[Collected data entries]
==========

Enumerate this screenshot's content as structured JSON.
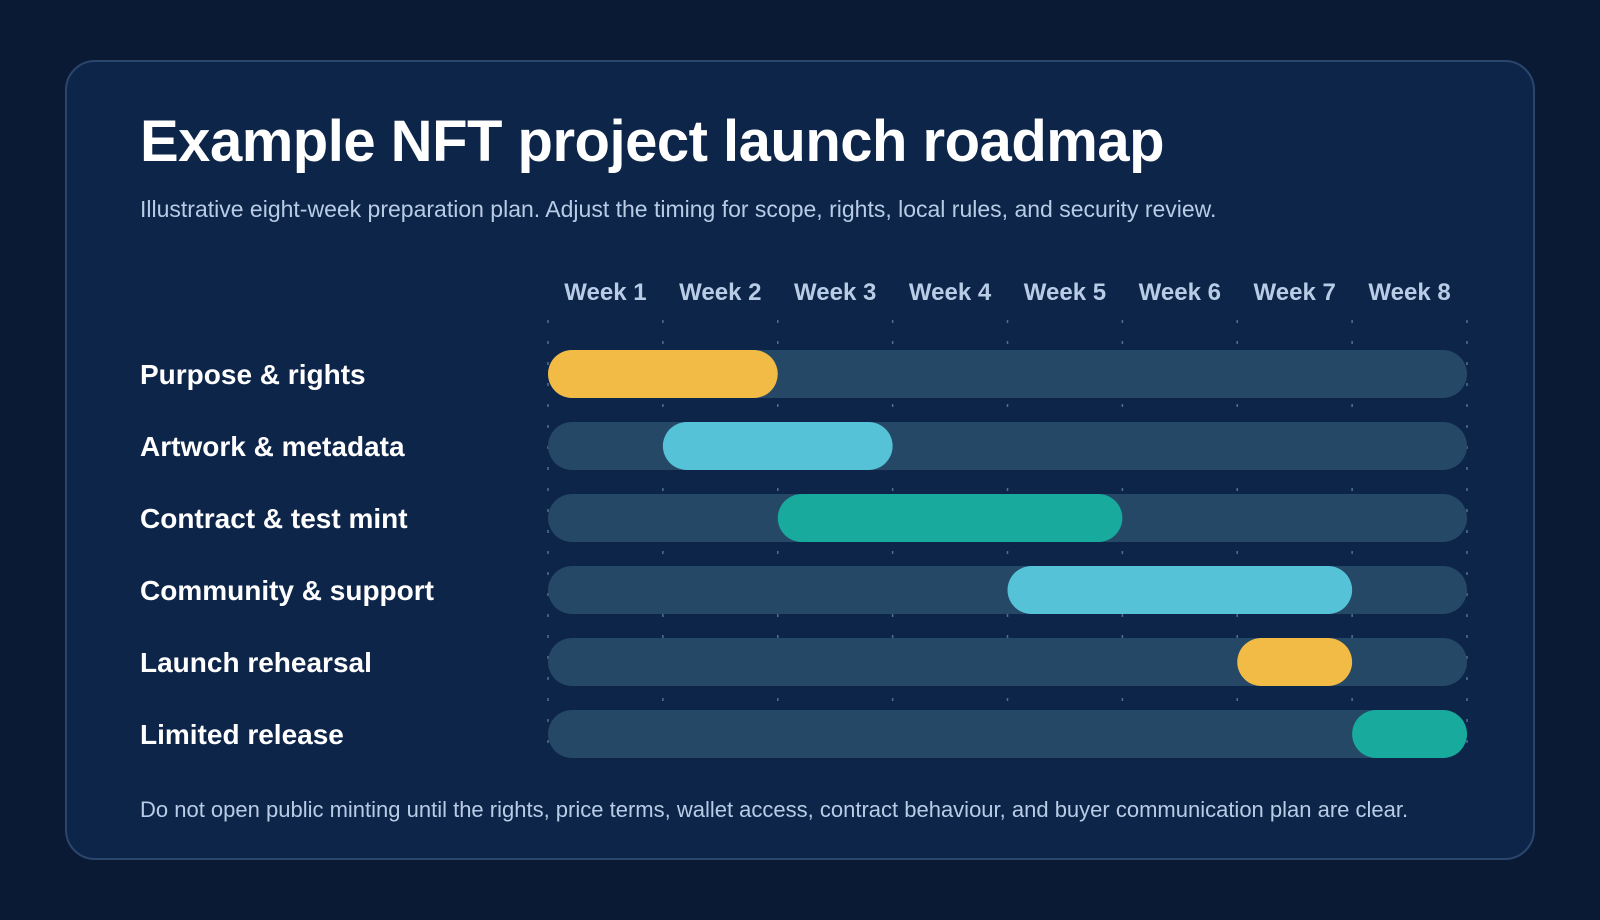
{
  "title": "Example NFT project launch roadmap",
  "subtitle": "Illustrative eight-week preparation plan. Adjust the timing for scope, rights, local rules, and security review.",
  "footnote": "Do not open public minting until the rights, price terms, wallet access, contract behaviour, and buyer communication plan are clear.",
  "colors": {
    "background": "#0a1a34",
    "card": "#0d2549",
    "track": "#264867",
    "amber": "#f2bb45",
    "sky": "#56c2d8",
    "teal": "#17aa9d",
    "muted_text": "#b8cce6"
  },
  "chart_data": {
    "type": "gantt",
    "categories": [
      "Week 1",
      "Week 2",
      "Week 3",
      "Week 4",
      "Week 5",
      "Week 6",
      "Week 7",
      "Week 8"
    ],
    "tasks": [
      {
        "name": "Purpose & rights",
        "start_week": 1,
        "end_week": 2,
        "color": "#f2bb45"
      },
      {
        "name": "Artwork & metadata",
        "start_week": 2,
        "end_week": 3,
        "color": "#56c2d8"
      },
      {
        "name": "Contract & test mint",
        "start_week": 3,
        "end_week": 5,
        "color": "#17aa9d"
      },
      {
        "name": "Community & support",
        "start_week": 5,
        "end_week": 7,
        "color": "#56c2d8"
      },
      {
        "name": "Launch rehearsal",
        "start_week": 7,
        "end_week": 7,
        "color": "#f2bb45"
      },
      {
        "name": "Limited release",
        "start_week": 8,
        "end_week": 8,
        "color": "#17aa9d"
      }
    ],
    "xlim": [
      1,
      8
    ],
    "grid": true
  }
}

==========

Stated exercise: Extract every line that has the string "rights" in it.

The reply:
  "subtitle": "Illustrative eight-week preparation plan. Adjust the timing for scope, rights, local rules, and security review.",
  "footnote": "Do not open public minting until the rights, price terms, wallet access, contract behaviour, and buyer communication plan are clear.",
        "name": "Purpose & rights",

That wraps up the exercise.